** THE REQUEST **
Reproduce the listing that follows with no differences at all.

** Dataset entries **
________________________________________

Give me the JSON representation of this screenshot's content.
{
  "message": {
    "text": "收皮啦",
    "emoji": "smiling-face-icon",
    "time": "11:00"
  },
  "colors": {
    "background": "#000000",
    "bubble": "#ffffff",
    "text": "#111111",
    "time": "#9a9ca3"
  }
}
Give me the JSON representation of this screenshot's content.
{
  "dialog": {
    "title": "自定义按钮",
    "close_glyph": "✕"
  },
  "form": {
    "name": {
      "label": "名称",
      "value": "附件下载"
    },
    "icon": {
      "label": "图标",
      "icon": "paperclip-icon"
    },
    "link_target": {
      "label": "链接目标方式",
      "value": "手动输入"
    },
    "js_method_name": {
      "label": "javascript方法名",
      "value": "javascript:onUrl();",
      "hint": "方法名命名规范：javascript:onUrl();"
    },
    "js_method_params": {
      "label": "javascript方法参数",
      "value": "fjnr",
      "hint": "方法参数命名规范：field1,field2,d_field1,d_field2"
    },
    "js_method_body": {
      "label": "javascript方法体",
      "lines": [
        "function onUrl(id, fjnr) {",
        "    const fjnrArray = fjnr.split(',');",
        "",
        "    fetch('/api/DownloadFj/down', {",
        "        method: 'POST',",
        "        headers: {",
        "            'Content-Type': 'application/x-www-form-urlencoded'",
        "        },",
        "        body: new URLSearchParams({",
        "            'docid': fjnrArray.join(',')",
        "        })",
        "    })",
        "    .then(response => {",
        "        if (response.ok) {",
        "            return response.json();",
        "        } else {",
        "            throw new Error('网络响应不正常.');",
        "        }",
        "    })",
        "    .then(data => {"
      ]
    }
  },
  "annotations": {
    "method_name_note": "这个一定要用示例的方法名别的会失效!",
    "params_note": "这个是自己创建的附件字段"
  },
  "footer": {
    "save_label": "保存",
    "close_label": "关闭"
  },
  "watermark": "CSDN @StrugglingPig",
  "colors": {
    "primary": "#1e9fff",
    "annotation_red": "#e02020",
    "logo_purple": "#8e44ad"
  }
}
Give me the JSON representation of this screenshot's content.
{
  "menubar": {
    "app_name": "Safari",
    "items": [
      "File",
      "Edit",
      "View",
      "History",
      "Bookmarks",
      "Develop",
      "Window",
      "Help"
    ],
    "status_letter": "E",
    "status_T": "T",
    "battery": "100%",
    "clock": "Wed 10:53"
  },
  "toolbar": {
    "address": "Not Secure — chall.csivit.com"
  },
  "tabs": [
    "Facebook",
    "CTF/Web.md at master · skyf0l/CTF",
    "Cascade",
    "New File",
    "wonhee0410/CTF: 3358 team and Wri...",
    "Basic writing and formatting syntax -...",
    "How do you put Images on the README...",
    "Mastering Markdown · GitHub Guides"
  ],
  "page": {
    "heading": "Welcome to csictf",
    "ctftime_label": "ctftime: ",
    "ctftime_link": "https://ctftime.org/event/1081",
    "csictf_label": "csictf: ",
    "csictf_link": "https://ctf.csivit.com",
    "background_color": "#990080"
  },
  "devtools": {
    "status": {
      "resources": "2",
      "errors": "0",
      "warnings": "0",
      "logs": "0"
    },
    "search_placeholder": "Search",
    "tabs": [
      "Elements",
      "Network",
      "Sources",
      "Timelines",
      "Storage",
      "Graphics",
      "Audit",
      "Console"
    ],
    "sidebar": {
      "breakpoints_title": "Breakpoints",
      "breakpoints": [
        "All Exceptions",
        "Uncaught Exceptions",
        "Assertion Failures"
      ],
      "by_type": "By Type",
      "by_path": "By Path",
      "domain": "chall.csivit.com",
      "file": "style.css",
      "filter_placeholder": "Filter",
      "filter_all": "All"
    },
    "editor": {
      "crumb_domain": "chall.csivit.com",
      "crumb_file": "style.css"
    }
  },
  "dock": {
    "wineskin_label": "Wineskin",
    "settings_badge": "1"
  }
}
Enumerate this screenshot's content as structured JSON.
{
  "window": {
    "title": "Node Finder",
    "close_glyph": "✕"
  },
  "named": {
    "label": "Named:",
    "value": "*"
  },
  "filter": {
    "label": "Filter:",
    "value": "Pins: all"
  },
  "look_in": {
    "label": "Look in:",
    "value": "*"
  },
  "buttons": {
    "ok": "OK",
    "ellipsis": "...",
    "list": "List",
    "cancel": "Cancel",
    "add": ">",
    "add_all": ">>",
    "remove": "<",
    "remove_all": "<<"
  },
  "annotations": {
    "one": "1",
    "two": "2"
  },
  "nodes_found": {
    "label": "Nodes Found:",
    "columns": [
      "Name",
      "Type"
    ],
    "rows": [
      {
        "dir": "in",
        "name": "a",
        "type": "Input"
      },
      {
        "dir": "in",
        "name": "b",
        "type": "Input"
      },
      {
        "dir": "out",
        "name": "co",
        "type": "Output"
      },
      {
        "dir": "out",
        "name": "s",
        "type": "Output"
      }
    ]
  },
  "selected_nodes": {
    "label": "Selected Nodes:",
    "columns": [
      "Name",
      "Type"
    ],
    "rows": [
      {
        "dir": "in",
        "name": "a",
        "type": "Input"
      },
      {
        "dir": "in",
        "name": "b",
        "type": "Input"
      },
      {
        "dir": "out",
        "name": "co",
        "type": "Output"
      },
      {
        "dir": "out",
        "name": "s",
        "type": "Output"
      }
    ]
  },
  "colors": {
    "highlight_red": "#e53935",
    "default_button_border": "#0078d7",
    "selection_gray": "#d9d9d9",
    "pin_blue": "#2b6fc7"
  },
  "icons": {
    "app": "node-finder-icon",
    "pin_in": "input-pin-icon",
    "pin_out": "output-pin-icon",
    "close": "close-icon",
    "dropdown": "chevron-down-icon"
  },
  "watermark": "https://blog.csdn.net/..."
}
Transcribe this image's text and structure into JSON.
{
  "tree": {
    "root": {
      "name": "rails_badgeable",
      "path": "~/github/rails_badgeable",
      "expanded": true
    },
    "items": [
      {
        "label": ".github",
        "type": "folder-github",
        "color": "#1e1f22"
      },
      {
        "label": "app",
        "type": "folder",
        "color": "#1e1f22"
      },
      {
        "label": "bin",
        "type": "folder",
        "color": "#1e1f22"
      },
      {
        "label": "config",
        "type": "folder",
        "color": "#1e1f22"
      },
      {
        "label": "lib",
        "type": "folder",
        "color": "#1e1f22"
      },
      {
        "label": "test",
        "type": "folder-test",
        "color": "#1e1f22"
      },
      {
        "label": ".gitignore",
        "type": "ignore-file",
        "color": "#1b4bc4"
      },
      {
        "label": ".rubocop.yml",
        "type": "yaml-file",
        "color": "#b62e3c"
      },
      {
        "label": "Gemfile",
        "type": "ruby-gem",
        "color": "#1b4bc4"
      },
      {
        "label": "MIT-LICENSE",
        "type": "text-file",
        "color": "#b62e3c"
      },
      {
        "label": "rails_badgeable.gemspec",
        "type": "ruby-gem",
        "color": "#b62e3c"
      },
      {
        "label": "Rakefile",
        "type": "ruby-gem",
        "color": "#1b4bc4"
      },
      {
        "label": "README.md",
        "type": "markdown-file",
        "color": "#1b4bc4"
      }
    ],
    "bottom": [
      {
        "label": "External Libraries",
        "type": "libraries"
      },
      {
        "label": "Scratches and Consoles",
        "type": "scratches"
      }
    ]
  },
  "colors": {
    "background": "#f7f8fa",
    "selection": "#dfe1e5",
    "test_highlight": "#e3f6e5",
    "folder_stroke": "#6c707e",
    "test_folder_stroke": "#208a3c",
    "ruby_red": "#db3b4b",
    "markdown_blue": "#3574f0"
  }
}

________________________________________

** RESPONSE TO THIS EXERCISE **
Give me the JSON representation of this screenshot's content.
{
  "message": {
    "text": "收皮啦",
    "emoji": "smiling-face-icon",
    "time": "11:00"
  },
  "colors": {
    "background": "#000000",
    "bubble": "#ffffff",
    "text": "#111111",
    "time": "#9a9ca3"
  }
}
Give me the JSON representation of this screenshot's content.
{
  "dialog": {
    "title": "自定义按钮",
    "close_glyph": "✕"
  },
  "form": {
    "name": {
      "label": "名称",
      "value": "附件下载"
    },
    "icon": {
      "label": "图标",
      "icon": "paperclip-icon"
    },
    "link_target": {
      "label": "链接目标方式",
      "value": "手动输入"
    },
    "js_method_name": {
      "label": "javascript方法名",
      "value": "javascript:onUrl();",
      "hint": "方法名命名规范：javascript:onUrl();"
    },
    "js_method_params": {
      "label": "javascript方法参数",
      "value": "fjnr",
      "hint": "方法参数命名规范：field1,field2,d_field1,d_field2"
    },
    "js_method_body": {
      "label": "javascript方法体",
      "lines": [
        "function onUrl(id, fjnr) {",
        "    const fjnrArray = fjnr.split(',');",
        "",
        "    fetch('/api/DownloadFj/down', {",
        "        method: 'POST',",
        "        headers: {",
        "            'Content-Type': 'application/x-www-form-urlencoded'",
        "        },",
        "        body: new URLSearchParams({",
        "            'docid': fjnrArray.join(',')",
        "        })",
        "    })",
        "    .then(response => {",
        "        if (response.ok) {",
        "            return response.json();",
        "        } else {",
        "            throw new Error('网络响应不正常.');",
        "        }",
        "    })",
        "    .then(data => {"
      ]
    }
  },
  "annotations": {
    "method_name_note": "这个一定要用示例的方法名别的会失效!",
    "params_note": "这个是自己创建的附件字段"
  },
  "footer": {
    "save_label": "保存",
    "close_label": "关闭"
  },
  "watermark": "CSDN @StrugglingPig",
  "colors": {
    "primary": "#1e9fff",
    "annotation_red": "#e02020",
    "logo_purple": "#8e44ad"
  }
}
Give me the JSON representation of this screenshot's content.
{
  "menubar": {
    "app_name": "Safari",
    "items": [
      "File",
      "Edit",
      "View",
      "History",
      "Bookmarks",
      "Develop",
      "Window",
      "Help"
    ],
    "status_letter": "E",
    "status_T": "T",
    "battery": "100%",
    "clock": "Wed 10:53"
  },
  "toolbar": {
    "address": "Not Secure — chall.csivit.com"
  },
  "tabs": [
    "Facebook",
    "CTF/Web.md at master · skyf0l/CTF",
    "Cascade",
    "New File",
    "wonhee0410/CTF: 3358 team and Wri...",
    "Basic writing and formatting syntax -...",
    "How do you put Images on the README...",
    "Mastering Markdown · GitHub Guides"
  ],
  "page": {
    "heading": "Welcome to csictf",
    "ctftime_label": "ctftime: ",
    "ctftime_link": "https://ctftime.org/event/1081",
    "csictf_label": "csictf: ",
    "csictf_link": "https://ctf.csivit.com",
    "background_color": "#990080"
  },
  "devtools": {
    "status": {
      "resources": "2",
      "errors": "0",
      "warnings": "0",
      "logs": "0"
    },
    "search_placeholder": "Search",
    "tabs": [
      "Elements",
      "Network",
      "Sources",
      "Timelines",
      "Storage",
      "Graphics",
      "Audit",
      "Console"
    ],
    "sidebar": {
      "breakpoints_title": "Breakpoints",
      "breakpoints": [
        "All Exceptions",
        "Uncaught Exceptions",
        "Assertion Failures"
      ],
      "by_type": "By Type",
      "by_path": "By Path",
      "domain": "chall.csivit.com",
      "file": "style.css",
      "filter_placeholder": "Filter",
      "filter_all": "All"
    },
    "editor": {
      "crumb_domain": "chall.csivit.com",
      "crumb_file": "style.css"
    }
  },
  "dock": {
    "wineskin_label": "Wineskin",
    "settings_badge": "1"
  }
}
Enumerate this screenshot's content as structured JSON.
{
  "window": {
    "title": "Node Finder",
    "close_glyph": "✕"
  },
  "named": {
    "label": "Named:",
    "value": "*"
  },
  "filter": {
    "label": "Filter:",
    "value": "Pins: all"
  },
  "look_in": {
    "label": "Look in:",
    "value": "*"
  },
  "buttons": {
    "ok": "OK",
    "ellipsis": "...",
    "list": "List",
    "cancel": "Cancel",
    "add": ">",
    "add_all": ">>",
    "remove": "<",
    "remove_all": "<<"
  },
  "annotations": {
    "one": "1",
    "two": "2"
  },
  "nodes_found": {
    "label": "Nodes Found:",
    "columns": [
      "Name",
      "Type"
    ],
    "rows": [
      {
        "dir": "in",
        "name": "a",
        "type": "Input"
      },
      {
        "dir": "in",
        "name": "b",
        "type": "Input"
      },
      {
        "dir": "out",
        "name": "co",
        "type": "Output"
      },
      {
        "dir": "out",
        "name": "s",
        "type": "Output"
      }
    ]
  },
  "selected_nodes": {
    "label": "Selected Nodes:",
    "columns": [
      "Name",
      "Type"
    ],
    "rows": [
      {
        "dir": "in",
        "name": "a",
        "type": "Input"
      },
      {
        "dir": "in",
        "name": "b",
        "type": "Input"
      },
      {
        "dir": "out",
        "name": "co",
        "type": "Output"
      },
      {
        "dir": "out",
        "name": "s",
        "type": "Output"
      }
    ]
  },
  "colors": {
    "highlight_red": "#e53935",
    "default_button_border": "#0078d7",
    "selection_gray": "#d9d9d9",
    "pin_blue": "#2b6fc7"
  },
  "icons": {
    "app": "node-finder-icon",
    "pin_in": "input-pin-icon",
    "pin_out": "output-pin-icon",
    "close": "close-icon",
    "dropdown": "chevron-down-icon"
  },
  "watermark": "https://blog.csdn.net/..."
}
Transcribe this image's text and structure into JSON.
{
  "tree": {
    "root": {
      "name": "rails_badgeable",
      "path": "~/github/rails_badgeable",
      "expanded": true
    },
    "items": [
      {
        "label": ".github",
        "type": "folder-github",
        "color": "#1e1f22"
      },
      {
        "label": "app",
        "type": "folder",
        "color": "#1e1f22"
      },
      {
        "label": "bin",
        "type": "folder",
        "color": "#1e1f22"
      },
      {
        "label": "config",
        "type": "folder",
        "color": "#1e1f22"
      },
      {
        "label": "lib",
        "type": "folder",
        "color": "#1e1f22"
      },
      {
        "label": "test",
        "type": "folder-test",
        "color": "#1e1f22"
      },
      {
        "label": ".gitignore",
        "type": "ignore-file",
        "color": "#1b4bc4"
      },
      {
        "label": ".rubocop.yml",
        "type": "yaml-file",
        "color": "#b62e3c"
      },
      {
        "label": "Gemfile",
        "type": "ruby-gem",
        "color": "#1b4bc4"
      },
      {
        "label": "MIT-LICENSE",
        "type": "text-file",
        "color": "#b62e3c"
      },
      {
        "label": "rails_badgeable.gemspec",
        "type": "ruby-gem",
        "color": "#b62e3c"
      },
      {
        "label": "Rakefile",
        "type": "ruby-gem",
        "color": "#1b4bc4"
      },
      {
        "label": "README.md",
        "type": "markdown-file",
        "color": "#1b4bc4"
      }
    ],
    "bottom": [
      {
        "label": "External Libraries",
        "type": "libraries"
      },
      {
        "label": "Scratches and Consoles",
        "type": "scratches"
      }
    ]
  },
  "colors": {
    "background": "#f7f8fa",
    "selection": "#dfe1e5",
    "test_highlight": "#e3f6e5",
    "folder_stroke": "#6c707e",
    "test_folder_stroke": "#208a3c",
    "ruby_red": "#db3b4b",
    "markdown_blue": "#3574f0"
  }
}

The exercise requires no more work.